What you will do: Take every line from the material that has the word "million" in it.

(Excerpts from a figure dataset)
####################

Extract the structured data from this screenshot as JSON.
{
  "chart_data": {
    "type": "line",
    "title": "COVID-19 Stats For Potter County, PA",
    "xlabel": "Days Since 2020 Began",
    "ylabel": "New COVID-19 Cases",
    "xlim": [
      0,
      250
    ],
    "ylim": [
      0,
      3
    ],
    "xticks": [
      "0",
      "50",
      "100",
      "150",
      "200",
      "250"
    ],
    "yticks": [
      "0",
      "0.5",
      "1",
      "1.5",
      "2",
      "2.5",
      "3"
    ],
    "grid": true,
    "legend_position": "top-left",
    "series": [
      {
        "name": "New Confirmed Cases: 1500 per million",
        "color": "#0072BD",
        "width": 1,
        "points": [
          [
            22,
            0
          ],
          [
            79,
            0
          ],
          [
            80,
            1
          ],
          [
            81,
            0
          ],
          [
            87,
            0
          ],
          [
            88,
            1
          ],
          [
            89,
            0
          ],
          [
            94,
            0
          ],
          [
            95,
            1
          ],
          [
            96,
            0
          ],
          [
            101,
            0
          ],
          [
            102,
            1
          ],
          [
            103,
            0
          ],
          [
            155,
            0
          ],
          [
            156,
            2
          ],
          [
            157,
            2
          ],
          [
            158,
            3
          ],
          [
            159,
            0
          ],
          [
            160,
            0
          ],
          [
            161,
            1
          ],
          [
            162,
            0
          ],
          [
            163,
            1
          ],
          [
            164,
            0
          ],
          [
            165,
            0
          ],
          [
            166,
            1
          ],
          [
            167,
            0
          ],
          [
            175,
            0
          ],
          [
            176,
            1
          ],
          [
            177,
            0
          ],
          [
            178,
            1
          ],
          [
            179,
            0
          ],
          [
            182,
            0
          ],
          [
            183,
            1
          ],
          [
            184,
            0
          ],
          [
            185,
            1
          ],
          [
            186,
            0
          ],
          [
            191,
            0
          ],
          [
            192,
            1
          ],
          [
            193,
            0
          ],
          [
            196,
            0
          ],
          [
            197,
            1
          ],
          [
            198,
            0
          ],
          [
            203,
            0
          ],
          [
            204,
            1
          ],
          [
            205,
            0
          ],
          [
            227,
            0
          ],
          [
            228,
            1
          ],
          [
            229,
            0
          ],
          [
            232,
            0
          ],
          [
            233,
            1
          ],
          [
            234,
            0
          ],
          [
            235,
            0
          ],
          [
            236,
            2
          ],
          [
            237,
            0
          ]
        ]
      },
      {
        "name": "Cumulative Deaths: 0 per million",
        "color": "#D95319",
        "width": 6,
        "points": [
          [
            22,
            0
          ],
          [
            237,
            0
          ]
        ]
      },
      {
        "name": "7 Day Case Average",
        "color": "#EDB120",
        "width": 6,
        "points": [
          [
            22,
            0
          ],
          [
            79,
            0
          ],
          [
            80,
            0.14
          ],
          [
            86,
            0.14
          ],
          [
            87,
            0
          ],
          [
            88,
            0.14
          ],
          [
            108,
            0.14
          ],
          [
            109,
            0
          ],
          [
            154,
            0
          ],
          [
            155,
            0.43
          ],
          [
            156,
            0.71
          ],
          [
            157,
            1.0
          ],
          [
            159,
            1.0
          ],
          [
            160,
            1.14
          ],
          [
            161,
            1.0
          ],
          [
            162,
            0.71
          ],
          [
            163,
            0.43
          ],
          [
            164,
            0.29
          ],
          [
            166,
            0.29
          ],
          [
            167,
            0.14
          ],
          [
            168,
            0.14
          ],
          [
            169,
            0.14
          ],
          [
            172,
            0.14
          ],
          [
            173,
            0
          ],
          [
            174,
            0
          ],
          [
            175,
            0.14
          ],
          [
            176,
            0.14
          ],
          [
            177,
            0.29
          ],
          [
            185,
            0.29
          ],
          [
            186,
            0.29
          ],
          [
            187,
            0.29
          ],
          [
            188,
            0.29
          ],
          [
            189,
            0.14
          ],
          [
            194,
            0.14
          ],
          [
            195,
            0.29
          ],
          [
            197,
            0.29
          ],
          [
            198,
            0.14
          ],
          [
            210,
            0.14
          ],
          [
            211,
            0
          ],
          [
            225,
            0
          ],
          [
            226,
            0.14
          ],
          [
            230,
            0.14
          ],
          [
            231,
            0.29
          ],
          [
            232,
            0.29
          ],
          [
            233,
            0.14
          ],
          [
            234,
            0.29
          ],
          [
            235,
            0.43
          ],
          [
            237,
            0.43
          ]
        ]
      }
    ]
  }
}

####################

Response to the exercise:
        "name": "New Confirmed Cases: 1500 per million",
        "name": "Cumulative Deaths: 0 per million",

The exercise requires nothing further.